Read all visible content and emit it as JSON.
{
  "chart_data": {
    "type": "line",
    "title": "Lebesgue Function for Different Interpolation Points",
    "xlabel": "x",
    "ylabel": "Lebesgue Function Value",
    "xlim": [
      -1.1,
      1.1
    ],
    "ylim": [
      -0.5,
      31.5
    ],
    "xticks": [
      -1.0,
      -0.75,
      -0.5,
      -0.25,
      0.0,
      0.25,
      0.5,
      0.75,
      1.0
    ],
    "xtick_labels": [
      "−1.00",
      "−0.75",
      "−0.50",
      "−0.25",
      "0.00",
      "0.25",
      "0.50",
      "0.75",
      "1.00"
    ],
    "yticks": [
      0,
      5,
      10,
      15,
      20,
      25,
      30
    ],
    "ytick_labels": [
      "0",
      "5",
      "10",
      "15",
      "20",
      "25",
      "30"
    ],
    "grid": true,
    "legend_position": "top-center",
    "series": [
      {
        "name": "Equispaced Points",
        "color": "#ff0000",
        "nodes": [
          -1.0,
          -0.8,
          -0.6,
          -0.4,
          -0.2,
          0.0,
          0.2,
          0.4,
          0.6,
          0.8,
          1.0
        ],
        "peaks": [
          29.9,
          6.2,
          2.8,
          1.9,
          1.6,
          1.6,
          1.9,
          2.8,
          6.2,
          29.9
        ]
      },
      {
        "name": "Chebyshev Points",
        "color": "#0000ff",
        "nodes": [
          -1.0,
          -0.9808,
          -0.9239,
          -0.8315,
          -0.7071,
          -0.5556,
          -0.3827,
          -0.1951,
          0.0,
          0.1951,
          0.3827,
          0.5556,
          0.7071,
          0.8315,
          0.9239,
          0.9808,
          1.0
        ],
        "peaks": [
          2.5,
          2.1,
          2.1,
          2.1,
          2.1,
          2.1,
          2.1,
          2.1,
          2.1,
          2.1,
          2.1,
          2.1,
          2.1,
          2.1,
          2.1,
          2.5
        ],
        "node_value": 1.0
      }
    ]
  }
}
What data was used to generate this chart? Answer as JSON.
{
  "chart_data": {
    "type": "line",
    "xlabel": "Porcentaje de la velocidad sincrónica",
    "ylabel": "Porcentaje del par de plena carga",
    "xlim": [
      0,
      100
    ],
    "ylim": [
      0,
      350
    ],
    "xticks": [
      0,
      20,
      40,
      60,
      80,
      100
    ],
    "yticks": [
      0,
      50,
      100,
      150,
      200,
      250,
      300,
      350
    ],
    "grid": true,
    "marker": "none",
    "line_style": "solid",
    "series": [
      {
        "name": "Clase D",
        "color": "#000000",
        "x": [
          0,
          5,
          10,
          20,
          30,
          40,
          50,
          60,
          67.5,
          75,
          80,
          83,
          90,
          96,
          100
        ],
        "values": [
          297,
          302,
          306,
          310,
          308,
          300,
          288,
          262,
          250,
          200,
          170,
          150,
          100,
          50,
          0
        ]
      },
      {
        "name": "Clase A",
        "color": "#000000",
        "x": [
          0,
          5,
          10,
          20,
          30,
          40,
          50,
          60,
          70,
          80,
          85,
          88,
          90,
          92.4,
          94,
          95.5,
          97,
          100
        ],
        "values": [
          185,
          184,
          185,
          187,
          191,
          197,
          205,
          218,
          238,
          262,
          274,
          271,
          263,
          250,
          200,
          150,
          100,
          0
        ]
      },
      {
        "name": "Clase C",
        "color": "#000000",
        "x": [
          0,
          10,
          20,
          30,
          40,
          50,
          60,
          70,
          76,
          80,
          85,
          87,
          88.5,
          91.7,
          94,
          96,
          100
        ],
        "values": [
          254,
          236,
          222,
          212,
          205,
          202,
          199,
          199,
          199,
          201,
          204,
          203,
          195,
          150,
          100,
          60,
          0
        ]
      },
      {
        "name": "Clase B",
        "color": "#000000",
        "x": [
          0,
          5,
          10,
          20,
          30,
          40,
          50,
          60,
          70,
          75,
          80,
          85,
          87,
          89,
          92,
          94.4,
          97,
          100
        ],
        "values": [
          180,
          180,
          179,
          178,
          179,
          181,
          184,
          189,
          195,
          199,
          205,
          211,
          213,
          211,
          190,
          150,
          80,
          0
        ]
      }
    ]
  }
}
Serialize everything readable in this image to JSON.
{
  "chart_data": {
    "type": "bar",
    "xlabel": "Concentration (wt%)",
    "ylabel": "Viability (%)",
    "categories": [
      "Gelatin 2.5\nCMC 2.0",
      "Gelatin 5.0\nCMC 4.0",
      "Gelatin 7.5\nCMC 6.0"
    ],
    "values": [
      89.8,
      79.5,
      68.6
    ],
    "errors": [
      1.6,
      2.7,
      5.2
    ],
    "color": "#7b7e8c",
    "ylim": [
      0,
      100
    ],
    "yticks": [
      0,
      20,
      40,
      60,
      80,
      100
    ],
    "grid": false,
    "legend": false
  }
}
*****
# Given exercise
Sift the material for lines with the string "this". Copy each one found.

# Reply to the task
What data was used to generate this chart? Answer as JSON.
Serialize everything readable in this image to JSON.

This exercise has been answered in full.